Go through the material below and copy all lines with "供不应求".

Dataset rows:
______
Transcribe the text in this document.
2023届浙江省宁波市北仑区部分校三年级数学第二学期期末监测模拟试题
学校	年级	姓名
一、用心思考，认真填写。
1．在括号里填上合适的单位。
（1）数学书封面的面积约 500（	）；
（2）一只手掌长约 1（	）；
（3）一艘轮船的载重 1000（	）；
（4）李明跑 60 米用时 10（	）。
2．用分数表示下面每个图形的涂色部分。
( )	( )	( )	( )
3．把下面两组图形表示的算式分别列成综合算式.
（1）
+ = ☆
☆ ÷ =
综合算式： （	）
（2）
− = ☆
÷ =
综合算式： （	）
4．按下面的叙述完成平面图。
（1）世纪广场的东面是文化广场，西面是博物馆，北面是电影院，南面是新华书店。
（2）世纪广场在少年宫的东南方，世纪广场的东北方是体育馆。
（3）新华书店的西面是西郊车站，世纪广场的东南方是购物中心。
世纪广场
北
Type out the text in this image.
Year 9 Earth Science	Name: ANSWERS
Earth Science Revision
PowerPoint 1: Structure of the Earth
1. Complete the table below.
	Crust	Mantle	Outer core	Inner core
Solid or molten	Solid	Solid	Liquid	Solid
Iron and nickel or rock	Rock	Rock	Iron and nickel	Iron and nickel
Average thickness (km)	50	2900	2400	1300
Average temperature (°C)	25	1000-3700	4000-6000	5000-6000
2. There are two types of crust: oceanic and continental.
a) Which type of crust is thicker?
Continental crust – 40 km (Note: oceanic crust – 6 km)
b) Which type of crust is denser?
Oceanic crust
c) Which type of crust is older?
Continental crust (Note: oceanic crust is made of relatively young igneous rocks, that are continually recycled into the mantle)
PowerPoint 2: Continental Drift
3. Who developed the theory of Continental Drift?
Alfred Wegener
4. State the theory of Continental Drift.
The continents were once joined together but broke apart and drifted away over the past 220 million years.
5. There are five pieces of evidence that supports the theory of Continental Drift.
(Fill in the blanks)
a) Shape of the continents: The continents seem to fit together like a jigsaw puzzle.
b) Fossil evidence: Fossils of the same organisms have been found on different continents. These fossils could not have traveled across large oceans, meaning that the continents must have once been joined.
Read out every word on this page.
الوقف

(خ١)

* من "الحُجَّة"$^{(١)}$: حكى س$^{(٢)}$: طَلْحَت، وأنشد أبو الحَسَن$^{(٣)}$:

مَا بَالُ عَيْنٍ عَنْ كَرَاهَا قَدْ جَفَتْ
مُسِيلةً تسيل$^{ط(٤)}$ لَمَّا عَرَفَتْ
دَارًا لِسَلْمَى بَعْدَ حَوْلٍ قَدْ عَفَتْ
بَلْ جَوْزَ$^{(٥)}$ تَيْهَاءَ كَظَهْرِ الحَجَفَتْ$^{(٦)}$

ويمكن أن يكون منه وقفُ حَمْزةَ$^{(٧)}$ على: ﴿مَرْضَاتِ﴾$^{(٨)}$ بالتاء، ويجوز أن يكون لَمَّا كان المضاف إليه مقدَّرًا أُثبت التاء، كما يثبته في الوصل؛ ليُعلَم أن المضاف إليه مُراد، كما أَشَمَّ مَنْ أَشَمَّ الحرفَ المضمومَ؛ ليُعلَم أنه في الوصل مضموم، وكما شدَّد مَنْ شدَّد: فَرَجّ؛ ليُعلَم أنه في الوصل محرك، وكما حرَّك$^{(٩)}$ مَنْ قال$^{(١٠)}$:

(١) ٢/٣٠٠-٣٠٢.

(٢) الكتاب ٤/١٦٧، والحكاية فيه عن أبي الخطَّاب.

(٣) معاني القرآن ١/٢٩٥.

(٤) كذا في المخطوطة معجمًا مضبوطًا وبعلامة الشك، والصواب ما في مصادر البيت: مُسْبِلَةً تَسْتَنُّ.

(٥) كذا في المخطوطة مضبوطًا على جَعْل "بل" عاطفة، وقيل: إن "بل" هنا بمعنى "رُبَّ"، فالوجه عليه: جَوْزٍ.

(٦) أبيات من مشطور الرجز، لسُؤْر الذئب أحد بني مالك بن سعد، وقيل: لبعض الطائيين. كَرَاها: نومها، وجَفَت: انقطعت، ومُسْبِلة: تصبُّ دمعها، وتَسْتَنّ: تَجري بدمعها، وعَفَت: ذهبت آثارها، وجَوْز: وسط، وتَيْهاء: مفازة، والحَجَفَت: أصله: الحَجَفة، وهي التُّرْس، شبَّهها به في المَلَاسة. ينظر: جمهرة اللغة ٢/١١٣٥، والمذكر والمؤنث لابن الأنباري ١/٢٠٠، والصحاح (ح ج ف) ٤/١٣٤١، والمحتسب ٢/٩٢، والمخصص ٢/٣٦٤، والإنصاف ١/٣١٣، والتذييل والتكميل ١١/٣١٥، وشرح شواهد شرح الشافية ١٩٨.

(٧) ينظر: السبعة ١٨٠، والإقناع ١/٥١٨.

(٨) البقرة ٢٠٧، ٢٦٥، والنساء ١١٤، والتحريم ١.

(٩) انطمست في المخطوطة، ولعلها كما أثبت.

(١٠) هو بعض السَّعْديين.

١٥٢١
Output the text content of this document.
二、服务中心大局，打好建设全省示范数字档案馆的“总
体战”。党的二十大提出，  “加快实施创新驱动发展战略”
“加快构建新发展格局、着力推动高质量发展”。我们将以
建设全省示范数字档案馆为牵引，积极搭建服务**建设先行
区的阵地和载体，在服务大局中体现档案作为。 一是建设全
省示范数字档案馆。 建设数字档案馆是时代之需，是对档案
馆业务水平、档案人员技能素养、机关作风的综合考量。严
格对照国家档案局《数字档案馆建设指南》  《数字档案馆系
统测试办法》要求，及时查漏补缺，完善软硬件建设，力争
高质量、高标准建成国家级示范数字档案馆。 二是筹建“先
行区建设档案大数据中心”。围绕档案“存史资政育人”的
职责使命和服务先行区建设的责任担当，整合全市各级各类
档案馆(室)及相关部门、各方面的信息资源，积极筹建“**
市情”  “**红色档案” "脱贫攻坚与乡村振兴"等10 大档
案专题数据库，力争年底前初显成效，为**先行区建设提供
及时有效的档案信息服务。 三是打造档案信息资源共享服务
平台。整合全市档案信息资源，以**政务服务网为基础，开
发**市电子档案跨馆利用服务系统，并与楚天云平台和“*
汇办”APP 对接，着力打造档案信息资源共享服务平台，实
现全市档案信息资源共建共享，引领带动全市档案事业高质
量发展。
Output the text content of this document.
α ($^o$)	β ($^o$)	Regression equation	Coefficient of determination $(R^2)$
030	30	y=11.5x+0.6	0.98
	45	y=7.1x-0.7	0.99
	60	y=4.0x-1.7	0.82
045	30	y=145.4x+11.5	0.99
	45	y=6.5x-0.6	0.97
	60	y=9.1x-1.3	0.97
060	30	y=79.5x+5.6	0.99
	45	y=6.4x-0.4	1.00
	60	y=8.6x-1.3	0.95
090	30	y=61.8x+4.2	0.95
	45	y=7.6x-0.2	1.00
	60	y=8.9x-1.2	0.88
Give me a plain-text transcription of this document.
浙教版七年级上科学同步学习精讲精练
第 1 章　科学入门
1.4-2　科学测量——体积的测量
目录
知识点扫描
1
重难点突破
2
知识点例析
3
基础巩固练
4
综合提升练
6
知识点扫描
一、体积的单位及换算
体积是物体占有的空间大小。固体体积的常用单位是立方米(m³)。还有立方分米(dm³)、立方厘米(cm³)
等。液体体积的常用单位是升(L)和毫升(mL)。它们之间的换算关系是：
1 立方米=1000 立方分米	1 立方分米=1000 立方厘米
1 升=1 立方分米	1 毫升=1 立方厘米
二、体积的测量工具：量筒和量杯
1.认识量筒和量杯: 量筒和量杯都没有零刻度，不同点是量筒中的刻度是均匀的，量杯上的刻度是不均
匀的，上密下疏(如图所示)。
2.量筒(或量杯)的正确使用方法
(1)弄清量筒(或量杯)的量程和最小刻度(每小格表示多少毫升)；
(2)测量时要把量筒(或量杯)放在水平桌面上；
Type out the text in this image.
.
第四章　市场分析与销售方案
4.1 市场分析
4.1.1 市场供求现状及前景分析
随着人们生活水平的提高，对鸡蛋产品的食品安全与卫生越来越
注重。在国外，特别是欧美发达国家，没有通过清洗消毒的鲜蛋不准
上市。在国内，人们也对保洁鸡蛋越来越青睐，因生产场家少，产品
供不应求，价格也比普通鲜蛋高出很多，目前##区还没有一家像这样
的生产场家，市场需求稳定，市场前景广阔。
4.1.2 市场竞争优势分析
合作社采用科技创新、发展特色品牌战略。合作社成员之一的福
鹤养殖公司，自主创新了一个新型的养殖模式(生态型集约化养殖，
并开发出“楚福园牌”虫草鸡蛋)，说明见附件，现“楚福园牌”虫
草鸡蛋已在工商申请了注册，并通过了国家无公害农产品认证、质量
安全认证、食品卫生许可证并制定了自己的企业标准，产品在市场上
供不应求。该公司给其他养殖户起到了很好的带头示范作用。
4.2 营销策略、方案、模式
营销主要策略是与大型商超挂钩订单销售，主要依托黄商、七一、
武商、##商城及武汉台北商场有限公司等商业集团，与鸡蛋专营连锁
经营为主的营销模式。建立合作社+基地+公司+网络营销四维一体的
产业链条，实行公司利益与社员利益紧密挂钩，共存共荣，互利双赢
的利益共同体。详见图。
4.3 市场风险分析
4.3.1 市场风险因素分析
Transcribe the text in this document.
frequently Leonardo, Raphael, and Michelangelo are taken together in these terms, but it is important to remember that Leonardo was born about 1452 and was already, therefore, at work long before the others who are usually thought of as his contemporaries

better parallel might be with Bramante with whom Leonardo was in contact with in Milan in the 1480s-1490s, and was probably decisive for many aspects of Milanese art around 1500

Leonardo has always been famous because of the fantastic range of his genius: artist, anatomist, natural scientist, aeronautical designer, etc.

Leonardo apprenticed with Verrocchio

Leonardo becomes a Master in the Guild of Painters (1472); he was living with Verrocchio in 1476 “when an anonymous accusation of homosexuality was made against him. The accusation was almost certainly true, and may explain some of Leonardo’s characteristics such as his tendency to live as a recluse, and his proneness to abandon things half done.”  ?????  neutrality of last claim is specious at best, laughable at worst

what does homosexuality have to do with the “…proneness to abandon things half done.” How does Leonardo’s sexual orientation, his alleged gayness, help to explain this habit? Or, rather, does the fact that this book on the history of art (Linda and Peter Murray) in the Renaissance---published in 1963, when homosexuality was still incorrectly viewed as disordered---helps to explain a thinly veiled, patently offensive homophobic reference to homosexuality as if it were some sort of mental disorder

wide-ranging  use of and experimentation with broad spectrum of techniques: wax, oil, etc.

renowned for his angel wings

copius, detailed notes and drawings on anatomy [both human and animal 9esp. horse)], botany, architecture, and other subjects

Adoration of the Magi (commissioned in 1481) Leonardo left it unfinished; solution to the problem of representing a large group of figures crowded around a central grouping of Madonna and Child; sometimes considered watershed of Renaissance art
______
> [Solution]
供不应求，价格也比普通鲜蛋高出很多，目前##区还没有一家像这样
供不应求。该公司给其他养殖户起到了很好的带头示范作用。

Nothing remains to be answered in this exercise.